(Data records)
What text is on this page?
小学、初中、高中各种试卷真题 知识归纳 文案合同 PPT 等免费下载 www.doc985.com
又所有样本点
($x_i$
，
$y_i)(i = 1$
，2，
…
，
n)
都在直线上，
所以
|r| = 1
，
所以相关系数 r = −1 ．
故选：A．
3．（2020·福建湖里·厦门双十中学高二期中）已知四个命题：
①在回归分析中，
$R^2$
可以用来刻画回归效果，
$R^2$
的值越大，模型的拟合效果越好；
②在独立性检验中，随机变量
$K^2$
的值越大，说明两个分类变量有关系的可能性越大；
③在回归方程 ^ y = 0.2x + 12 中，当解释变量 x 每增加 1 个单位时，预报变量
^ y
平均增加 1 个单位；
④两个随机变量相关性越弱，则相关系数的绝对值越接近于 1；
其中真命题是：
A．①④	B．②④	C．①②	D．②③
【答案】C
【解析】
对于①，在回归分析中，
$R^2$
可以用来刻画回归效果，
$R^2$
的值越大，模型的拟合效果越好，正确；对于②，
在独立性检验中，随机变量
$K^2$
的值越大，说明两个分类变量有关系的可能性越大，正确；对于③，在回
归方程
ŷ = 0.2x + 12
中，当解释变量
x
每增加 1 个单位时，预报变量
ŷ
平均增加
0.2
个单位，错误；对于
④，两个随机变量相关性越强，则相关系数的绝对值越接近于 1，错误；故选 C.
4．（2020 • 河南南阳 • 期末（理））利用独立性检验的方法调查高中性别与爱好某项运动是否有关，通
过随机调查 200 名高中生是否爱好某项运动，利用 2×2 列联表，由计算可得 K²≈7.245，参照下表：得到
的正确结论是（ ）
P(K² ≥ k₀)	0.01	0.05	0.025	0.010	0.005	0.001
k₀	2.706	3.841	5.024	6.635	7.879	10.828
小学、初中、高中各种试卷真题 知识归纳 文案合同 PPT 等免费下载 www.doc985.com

### Task brief:
Extract all lines that hold the word "当解释变量".

### Written solution:
③在回归方程 ^ y = 0.2x + 12 中，当解释变量 x 每增加 1 个单位时，预报变量
中，当解释变量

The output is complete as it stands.